§ What to do
Below is a listing; copy all of it exactly.

§ Records provided

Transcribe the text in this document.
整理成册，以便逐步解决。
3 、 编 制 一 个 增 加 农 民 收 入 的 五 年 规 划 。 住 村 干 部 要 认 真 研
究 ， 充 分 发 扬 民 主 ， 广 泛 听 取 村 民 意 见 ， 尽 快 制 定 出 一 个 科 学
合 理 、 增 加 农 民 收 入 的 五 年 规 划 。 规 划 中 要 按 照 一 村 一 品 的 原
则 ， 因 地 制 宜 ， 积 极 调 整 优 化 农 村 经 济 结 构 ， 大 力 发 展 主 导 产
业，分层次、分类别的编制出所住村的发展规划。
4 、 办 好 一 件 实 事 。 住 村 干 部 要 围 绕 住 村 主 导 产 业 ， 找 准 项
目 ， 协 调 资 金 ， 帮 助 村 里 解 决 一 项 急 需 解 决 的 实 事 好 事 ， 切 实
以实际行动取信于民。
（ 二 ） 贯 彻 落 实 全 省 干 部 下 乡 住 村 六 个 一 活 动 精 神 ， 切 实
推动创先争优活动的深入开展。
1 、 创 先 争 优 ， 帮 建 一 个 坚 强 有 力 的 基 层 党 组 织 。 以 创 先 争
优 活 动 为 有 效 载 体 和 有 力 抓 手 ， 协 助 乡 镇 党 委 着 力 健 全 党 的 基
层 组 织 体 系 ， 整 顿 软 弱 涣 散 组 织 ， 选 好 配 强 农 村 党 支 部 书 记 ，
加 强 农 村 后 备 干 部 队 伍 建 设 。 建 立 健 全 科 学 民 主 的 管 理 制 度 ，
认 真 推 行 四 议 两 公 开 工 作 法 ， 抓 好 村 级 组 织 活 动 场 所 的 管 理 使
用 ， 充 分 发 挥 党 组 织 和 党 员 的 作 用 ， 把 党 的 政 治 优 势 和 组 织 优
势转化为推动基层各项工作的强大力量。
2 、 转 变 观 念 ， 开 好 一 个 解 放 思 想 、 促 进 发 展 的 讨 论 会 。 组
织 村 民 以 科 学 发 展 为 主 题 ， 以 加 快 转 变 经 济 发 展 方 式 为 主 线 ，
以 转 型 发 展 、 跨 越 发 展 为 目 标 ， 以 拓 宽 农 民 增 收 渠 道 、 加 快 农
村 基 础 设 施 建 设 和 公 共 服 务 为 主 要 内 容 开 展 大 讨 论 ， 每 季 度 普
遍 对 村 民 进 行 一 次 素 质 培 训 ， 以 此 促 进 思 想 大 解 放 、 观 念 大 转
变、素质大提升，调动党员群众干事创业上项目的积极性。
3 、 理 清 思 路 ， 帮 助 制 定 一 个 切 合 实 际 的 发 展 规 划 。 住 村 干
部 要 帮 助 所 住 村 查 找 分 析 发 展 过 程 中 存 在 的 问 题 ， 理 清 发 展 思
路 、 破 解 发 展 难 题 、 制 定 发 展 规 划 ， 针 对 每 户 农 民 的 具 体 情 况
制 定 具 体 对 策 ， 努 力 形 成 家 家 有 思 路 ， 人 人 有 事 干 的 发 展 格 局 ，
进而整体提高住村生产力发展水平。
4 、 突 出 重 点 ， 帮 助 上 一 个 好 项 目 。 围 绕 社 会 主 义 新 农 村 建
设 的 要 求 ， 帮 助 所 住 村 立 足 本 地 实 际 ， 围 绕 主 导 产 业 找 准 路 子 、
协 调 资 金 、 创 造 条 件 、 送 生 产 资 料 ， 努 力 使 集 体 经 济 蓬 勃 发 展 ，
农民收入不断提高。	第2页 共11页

§ Expected output
Transcribe the text in this document.
整理成册，以便逐步解决。
3 、 编 制 一 个 增 加 农 民 收 入 的 五 年 规 划 。 住 村 干 部 要 认 真 研
究 ， 充 分 发 扬 民 主 ， 广 泛 听 取 村 民 意 见 ， 尽 快 制 定 出 一 个 科 学
合 理 、 增 加 农 民 收 入 的 五 年 规 划 。 规 划 中 要 按 照 一 村 一 品 的 原
则 ， 因 地 制 宜 ， 积 极 调 整 优 化 农 村 经 济 结 构 ， 大 力 发 展 主 导 产
业，分层次、分类别的编制出所住村的发展规划。
4 、 办 好 一 件 实 事 。 住 村 干 部 要 围 绕 住 村 主 导 产 业 ， 找 准 项
目 ， 协 调 资 金 ， 帮 助 村 里 解 决 一 项 急 需 解 决 的 实 事 好 事 ， 切 实
以实际行动取信于民。
（ 二 ） 贯 彻 落 实 全 省 干 部 下 乡 住 村 六 个 一 活 动 精 神 ， 切 实
推动创先争优活动的深入开展。
1 、 创 先 争 优 ， 帮 建 一 个 坚 强 有 力 的 基 层 党 组 织 。 以 创 先 争
优 活 动 为 有 效 载 体 和 有 力 抓 手 ， 协 助 乡 镇 党 委 着 力 健 全 党 的 基
层 组 织 体 系 ， 整 顿 软 弱 涣 散 组 织 ， 选 好 配 强 农 村 党 支 部 书 记 ，
加 强 农 村 后 备 干 部 队 伍 建 设 。 建 立 健 全 科 学 民 主 的 管 理 制 度 ，
认 真 推 行 四 议 两 公 开 工 作 法 ， 抓 好 村 级 组 织 活 动 场 所 的 管 理 使
用 ， 充 分 发 挥 党 组 织 和 党 员 的 作 用 ， 把 党 的 政 治 优 势 和 组 织 优
势转化为推动基层各项工作的强大力量。
2 、 转 变 观 念 ， 开 好 一 个 解 放 思 想 、 促 进 发 展 的 讨 论 会 。 组
织 村 民 以 科 学 发 展 为 主 题 ， 以 加 快 转 变 经 济 发 展 方 式 为 主 线 ，
以 转 型 发 展 、 跨 越 发 展 为 目 标 ， 以 拓 宽 农 民 增 收 渠 道 、 加 快 农
村 基 础 设 施 建 设 和 公 共 服 务 为 主 要 内 容 开 展 大 讨 论 ， 每 季 度 普
遍 对 村 民 进 行 一 次 素 质 培 训 ， 以 此 促 进 思 想 大 解 放 、 观 念 大 转
变、素质大提升，调动党员群众干事创业上项目的积极性。
3 、 理 清 思 路 ， 帮 助 制 定 一 个 切 合 实 际 的 发 展 规 划 。 住 村 干
部 要 帮 助 所 住 村 查 找 分 析 发 展 过 程 中 存 在 的 问 题 ， 理 清 发 展 思
路 、 破 解 发 展 难 题 、 制 定 发 展 规 划 ， 针 对 每 户 农 民 的 具 体 情 况
制 定 具 体 对 策 ， 努 力 形 成 家 家 有 思 路 ， 人 人 有 事 干 的 发 展 格 局 ，
进而整体提高住村生产力发展水平。
4 、 突 出 重 点 ， 帮 助 上 一 个 好 项 目 。 围 绕 社 会 主 义 新 农 村 建
设 的 要 求 ， 帮 助 所 住 村 立 足 本 地 实 际 ， 围 绕 主 导 产 业 找 准 路 子 、
协 调 资 金 、 创 造 条 件 、 送 生 产 资 料 ， 努 力 使 集 体 经 济 蓬 勃 发 展 ，
农民收入不断提高。	第2页 共11页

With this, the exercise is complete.